Records contained in a dataset
· · · · · · ·

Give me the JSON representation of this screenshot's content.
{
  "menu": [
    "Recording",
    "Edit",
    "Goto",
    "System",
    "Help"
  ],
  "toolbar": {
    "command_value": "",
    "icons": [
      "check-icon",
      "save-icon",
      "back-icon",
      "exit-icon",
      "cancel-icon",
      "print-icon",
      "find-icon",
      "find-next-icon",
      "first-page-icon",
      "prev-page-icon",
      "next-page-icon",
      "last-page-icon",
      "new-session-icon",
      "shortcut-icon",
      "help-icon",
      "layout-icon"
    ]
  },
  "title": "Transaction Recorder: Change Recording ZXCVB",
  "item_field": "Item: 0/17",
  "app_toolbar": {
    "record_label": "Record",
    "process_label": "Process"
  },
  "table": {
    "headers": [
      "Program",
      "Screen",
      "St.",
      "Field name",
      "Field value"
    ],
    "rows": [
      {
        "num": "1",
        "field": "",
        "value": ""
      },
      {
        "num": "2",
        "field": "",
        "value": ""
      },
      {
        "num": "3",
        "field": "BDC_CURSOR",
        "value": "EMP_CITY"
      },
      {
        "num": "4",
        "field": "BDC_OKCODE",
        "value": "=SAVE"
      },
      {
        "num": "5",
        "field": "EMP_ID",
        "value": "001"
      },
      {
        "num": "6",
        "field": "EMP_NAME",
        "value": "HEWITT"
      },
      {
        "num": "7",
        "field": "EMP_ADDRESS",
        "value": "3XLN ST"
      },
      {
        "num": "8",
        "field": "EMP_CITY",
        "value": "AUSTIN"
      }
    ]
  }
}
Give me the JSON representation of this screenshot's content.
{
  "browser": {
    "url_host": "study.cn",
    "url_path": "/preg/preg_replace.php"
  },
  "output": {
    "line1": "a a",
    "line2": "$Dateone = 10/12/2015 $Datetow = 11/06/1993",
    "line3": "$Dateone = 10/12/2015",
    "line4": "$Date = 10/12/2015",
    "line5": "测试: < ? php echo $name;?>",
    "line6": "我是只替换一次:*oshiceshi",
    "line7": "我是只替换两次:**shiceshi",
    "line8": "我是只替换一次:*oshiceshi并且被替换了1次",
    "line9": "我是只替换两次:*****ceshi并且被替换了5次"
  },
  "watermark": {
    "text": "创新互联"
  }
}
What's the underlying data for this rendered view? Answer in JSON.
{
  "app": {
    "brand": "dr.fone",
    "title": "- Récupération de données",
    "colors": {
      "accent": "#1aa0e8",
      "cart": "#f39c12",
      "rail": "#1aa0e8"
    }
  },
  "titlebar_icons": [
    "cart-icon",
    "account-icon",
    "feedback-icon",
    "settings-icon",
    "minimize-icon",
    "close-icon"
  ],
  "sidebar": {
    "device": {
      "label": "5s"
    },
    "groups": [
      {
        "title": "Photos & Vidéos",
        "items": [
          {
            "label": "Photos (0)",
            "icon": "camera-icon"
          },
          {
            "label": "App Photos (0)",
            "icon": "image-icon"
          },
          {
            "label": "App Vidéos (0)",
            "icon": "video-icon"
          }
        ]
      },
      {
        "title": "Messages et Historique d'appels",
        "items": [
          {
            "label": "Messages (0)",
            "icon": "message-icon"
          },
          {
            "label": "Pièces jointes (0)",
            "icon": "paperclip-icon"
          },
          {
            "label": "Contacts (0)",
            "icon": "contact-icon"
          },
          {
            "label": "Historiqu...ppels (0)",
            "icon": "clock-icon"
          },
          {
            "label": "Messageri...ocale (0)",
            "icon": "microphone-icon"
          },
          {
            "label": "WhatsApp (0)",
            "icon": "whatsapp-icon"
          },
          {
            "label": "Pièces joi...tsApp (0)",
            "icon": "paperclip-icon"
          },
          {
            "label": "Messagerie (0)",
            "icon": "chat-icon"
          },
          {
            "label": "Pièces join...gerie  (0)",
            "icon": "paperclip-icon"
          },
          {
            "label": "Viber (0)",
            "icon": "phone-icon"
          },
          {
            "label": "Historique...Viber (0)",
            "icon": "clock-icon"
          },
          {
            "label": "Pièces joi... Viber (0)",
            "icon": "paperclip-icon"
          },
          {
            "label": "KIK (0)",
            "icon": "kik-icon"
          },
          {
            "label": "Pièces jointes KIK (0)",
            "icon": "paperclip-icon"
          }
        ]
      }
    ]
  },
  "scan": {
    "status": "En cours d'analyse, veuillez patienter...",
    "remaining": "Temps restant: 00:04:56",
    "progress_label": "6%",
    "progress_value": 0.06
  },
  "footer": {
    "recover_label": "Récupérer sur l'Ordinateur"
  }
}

· · · · · · ·

**Exercise:** Write only the number of lines in the records that include the word "Historique".

**Finished task:** 2